Produce a verbatim copy of the entries listed below.

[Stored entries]

:::

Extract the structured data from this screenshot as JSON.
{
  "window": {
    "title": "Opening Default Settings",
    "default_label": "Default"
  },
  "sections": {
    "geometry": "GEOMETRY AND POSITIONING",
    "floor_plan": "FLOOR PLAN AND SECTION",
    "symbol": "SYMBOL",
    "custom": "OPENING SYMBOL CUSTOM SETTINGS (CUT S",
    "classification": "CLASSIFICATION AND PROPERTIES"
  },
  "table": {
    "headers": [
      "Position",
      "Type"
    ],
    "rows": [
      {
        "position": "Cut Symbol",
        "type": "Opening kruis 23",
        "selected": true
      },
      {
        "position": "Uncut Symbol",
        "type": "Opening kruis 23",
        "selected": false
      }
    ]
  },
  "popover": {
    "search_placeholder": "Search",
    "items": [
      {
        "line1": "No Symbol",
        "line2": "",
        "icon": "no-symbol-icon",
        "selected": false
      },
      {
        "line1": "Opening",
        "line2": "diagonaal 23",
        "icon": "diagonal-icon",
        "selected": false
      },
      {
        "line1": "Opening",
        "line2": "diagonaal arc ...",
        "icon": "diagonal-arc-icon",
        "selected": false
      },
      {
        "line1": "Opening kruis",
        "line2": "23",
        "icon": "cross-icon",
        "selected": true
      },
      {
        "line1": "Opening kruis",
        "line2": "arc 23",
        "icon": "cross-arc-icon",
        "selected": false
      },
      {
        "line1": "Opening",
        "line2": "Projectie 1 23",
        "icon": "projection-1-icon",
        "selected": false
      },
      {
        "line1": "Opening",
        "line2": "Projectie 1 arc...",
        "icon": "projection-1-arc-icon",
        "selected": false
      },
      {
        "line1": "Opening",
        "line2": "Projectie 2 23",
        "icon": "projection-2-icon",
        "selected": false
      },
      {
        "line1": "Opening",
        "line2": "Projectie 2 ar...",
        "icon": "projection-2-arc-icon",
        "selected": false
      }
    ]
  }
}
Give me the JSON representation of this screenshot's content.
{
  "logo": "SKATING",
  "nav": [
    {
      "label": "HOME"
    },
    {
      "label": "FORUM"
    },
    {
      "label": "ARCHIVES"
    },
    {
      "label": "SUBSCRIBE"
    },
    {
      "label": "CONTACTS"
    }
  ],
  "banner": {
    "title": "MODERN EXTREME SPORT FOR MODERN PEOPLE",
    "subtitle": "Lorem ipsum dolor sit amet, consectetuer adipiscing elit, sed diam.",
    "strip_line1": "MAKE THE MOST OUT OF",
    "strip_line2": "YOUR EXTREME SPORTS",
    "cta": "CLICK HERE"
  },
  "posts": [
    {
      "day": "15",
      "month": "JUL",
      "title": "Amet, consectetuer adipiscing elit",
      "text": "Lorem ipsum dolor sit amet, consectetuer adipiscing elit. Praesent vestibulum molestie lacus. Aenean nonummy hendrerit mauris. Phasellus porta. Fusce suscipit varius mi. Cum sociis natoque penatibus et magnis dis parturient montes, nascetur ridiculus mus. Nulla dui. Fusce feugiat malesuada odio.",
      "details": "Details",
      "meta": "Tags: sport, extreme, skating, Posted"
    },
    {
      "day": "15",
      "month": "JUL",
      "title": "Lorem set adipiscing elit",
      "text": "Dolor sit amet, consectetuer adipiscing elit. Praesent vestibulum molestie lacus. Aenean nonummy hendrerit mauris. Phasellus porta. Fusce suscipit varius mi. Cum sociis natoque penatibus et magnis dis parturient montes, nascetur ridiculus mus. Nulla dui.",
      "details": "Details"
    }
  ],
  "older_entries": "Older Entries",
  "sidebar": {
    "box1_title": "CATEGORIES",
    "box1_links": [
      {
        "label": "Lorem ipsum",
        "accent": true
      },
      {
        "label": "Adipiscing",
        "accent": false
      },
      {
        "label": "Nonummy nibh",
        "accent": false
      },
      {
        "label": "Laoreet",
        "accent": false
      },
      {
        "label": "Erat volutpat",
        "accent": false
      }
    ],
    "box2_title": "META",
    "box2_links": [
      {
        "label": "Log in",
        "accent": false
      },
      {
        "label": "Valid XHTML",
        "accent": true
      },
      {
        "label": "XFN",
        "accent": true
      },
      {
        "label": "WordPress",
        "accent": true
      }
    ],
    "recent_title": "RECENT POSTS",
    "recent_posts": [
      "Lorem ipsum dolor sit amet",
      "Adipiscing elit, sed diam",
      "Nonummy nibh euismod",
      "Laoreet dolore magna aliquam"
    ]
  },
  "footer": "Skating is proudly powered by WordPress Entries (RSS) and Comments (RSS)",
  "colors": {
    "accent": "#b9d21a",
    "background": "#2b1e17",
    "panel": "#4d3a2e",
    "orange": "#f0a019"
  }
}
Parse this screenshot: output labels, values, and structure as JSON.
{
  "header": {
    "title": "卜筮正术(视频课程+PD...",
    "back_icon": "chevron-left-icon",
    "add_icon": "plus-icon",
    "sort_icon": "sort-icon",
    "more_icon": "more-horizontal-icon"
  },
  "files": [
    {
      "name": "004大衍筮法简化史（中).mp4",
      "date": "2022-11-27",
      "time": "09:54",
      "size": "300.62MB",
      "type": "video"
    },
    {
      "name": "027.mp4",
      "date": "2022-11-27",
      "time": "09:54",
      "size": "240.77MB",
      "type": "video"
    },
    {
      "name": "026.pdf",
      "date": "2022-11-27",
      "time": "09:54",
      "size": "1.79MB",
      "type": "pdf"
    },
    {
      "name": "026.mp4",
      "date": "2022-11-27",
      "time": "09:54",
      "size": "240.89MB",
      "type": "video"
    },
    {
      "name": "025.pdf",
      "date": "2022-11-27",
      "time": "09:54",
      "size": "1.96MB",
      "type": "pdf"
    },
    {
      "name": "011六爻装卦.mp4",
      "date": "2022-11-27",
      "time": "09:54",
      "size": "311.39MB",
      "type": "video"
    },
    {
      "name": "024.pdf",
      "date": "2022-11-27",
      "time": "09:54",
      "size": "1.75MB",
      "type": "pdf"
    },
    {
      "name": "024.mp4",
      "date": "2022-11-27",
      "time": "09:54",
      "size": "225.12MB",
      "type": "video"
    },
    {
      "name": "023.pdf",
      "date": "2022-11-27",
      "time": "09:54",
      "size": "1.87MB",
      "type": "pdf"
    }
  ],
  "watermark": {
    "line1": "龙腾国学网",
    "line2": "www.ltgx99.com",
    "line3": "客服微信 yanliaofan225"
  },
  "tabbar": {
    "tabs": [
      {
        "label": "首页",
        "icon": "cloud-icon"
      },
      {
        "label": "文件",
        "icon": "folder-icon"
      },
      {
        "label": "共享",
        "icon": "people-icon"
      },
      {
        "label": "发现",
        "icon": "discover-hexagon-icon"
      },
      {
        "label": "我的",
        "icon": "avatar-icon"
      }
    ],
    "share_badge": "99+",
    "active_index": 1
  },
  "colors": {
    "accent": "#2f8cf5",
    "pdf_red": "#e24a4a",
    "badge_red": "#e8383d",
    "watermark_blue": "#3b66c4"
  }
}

:::

## Output below
Extract the structured data from this screenshot as JSON.
{
  "window": {
    "title": "Opening Default Settings",
    "default_label": "Default"
  },
  "sections": {
    "geometry": "GEOMETRY AND POSITIONING",
    "floor_plan": "FLOOR PLAN AND SECTION",
    "symbol": "SYMBOL",
    "custom": "OPENING SYMBOL CUSTOM SETTINGS (CUT S",
    "classification": "CLASSIFICATION AND PROPERTIES"
  },
  "table": {
    "headers": [
      "Position",
      "Type"
    ],
    "rows": [
      {
        "position": "Cut Symbol",
        "type": "Opening kruis 23",
        "selected": true
      },
      {
        "position": "Uncut Symbol",
        "type": "Opening kruis 23",
        "selected": false
      }
    ]
  },
  "popover": {
    "search_placeholder": "Search",
    "items": [
      {
        "line1": "No Symbol",
        "line2": "",
        "icon": "no-symbol-icon",
        "selected": false
      },
      {
        "line1": "Opening",
        "line2": "diagonaal 23",
        "icon": "diagonal-icon",
        "selected": false
      },
      {
        "line1": "Opening",
        "line2": "diagonaal arc ...",
        "icon": "diagonal-arc-icon",
        "selected": false
      },
      {
        "line1": "Opening kruis",
        "line2": "23",
        "icon": "cross-icon",
        "selected": true
      },
      {
        "line1": "Opening kruis",
        "line2": "arc 23",
        "icon": "cross-arc-icon",
        "selected": false
      },
      {
        "line1": "Opening",
        "line2": "Projectie 1 23",
        "icon": "projection-1-icon",
        "selected": false
      },
      {
        "line1": "Opening",
        "line2": "Projectie 1 arc...",
        "icon": "projection-1-arc-icon",
        "selected": false
      },
      {
        "line1": "Opening",
        "line2": "Projectie 2 23",
        "icon": "projection-2-icon",
        "selected": false
      },
      {
        "line1": "Opening",
        "line2": "Projectie 2 ar...",
        "icon": "projection-2-arc-icon",
        "selected": false
      }
    ]
  }
}
Give me the JSON representation of this screenshot's content.
{
  "logo": "SKATING",
  "nav": [
    {
      "label": "HOME"
    },
    {
      "label": "FORUM"
    },
    {
      "label": "ARCHIVES"
    },
    {
      "label": "SUBSCRIBE"
    },
    {
      "label": "CONTACTS"
    }
  ],
  "banner": {
    "title": "MODERN EXTREME SPORT FOR MODERN PEOPLE",
    "subtitle": "Lorem ipsum dolor sit amet, consectetuer adipiscing elit, sed diam.",
    "strip_line1": "MAKE THE MOST OUT OF",
    "strip_line2": "YOUR EXTREME SPORTS",
    "cta": "CLICK HERE"
  },
  "posts": [
    {
      "day": "15",
      "month": "JUL",
      "title": "Amet, consectetuer adipiscing elit",
      "text": "Lorem ipsum dolor sit amet, consectetuer adipiscing elit. Praesent vestibulum molestie lacus. Aenean nonummy hendrerit mauris. Phasellus porta. Fusce suscipit varius mi. Cum sociis natoque penatibus et magnis dis parturient montes, nascetur ridiculus mus. Nulla dui. Fusce feugiat malesuada odio.",
      "details": "Details",
      "meta": "Tags: sport, extreme, skating, Posted"
    },
    {
      "day": "15",
      "month": "JUL",
      "title": "Lorem set adipiscing elit",
      "text": "Dolor sit amet, consectetuer adipiscing elit. Praesent vestibulum molestie lacus. Aenean nonummy hendrerit mauris. Phasellus porta. Fusce suscipit varius mi. Cum sociis natoque penatibus et magnis dis parturient montes, nascetur ridiculus mus. Nulla dui.",
      "details": "Details"
    }
  ],
  "older_entries": "Older Entries",
  "sidebar": {
    "box1_title": "CATEGORIES",
    "box1_links": [
      {
        "label": "Lorem ipsum",
        "accent": true
      },
      {
        "label": "Adipiscing",
        "accent": false
      },
      {
        "label": "Nonummy nibh",
        "accent": false
      },
      {
        "label": "Laoreet",
        "accent": false
      },
      {
        "label": "Erat volutpat",
        "accent": false
      }
    ],
    "box2_title": "META",
    "box2_links": [
      {
        "label": "Log in",
        "accent": false
      },
      {
        "label": "Valid XHTML",
        "accent": true
      },
      {
        "label": "XFN",
        "accent": true
      },
      {
        "label": "WordPress",
        "accent": true
      }
    ],
    "recent_title": "RECENT POSTS",
    "recent_posts": [
      "Lorem ipsum dolor sit amet",
      "Adipiscing elit, sed diam",
      "Nonummy nibh euismod",
      "Laoreet dolore magna aliquam"
    ]
  },
  "footer": "Skating is proudly powered by WordPress Entries (RSS) and Comments (RSS)",
  "colors": {
    "accent": "#b9d21a",
    "background": "#2b1e17",
    "panel": "#4d3a2e",
    "orange": "#f0a019"
  }
}
Parse this screenshot: output labels, values, and structure as JSON.
{
  "header": {
    "title": "卜筮正术(视频课程+PD...",
    "back_icon": "chevron-left-icon",
    "add_icon": "plus-icon",
    "sort_icon": "sort-icon",
    "more_icon": "more-horizontal-icon"
  },
  "files": [
    {
      "name": "004大衍筮法简化史（中).mp4",
      "date": "2022-11-27",
      "time": "09:54",
      "size": "300.62MB",
      "type": "video"
    },
    {
      "name": "027.mp4",
      "date": "2022-11-27",
      "time": "09:54",
      "size": "240.77MB",
      "type": "video"
    },
    {
      "name": "026.pdf",
      "date": "2022-11-27",
      "time": "09:54",
      "size": "1.79MB",
      "type": "pdf"
    },
    {
      "name": "026.mp4",
      "date": "2022-11-27",
      "time": "09:54",
      "size": "240.89MB",
      "type": "video"
    },
    {
      "name": "025.pdf",
      "date": "2022-11-27",
      "time": "09:54",
      "size": "1.96MB",
      "type": "pdf"
    },
    {
      "name": "011六爻装卦.mp4",
      "date": "2022-11-27",
      "time": "09:54",
      "size": "311.39MB",
      "type": "video"
    },
    {
      "name": "024.pdf",
      "date": "2022-11-27",
      "time": "09:54",
      "size": "1.75MB",
      "type": "pdf"
    },
    {
      "name": "024.mp4",
      "date": "2022-11-27",
      "time": "09:54",
      "size": "225.12MB",
      "type": "video"
    },
    {
      "name": "023.pdf",
      "date": "2022-11-27",
      "time": "09:54",
      "size": "1.87MB",
      "type": "pdf"
    }
  ],
  "watermark": {
    "line1": "龙腾国学网",
    "line2": "www.ltgx99.com",
    "line3": "客服微信 yanliaofan225"
  },
  "tabbar": {
    "tabs": [
      {
        "label": "首页",
        "icon": "cloud-icon"
      },
      {
        "label": "文件",
        "icon": "folder-icon"
      },
      {
        "label": "共享",
        "icon": "people-icon"
      },
      {
        "label": "发现",
        "icon": "discover-hexagon-icon"
      },
      {
        "label": "我的",
        "icon": "avatar-icon"
      }
    ],
    "share_badge": "99+",
    "active_index": 1
  },
  "colors": {
    "accent": "#2f8cf5",
    "pdf_red": "#e24a4a",
    "badge_red": "#e8383d",
    "watermark_blue": "#3b66c4"
  }
}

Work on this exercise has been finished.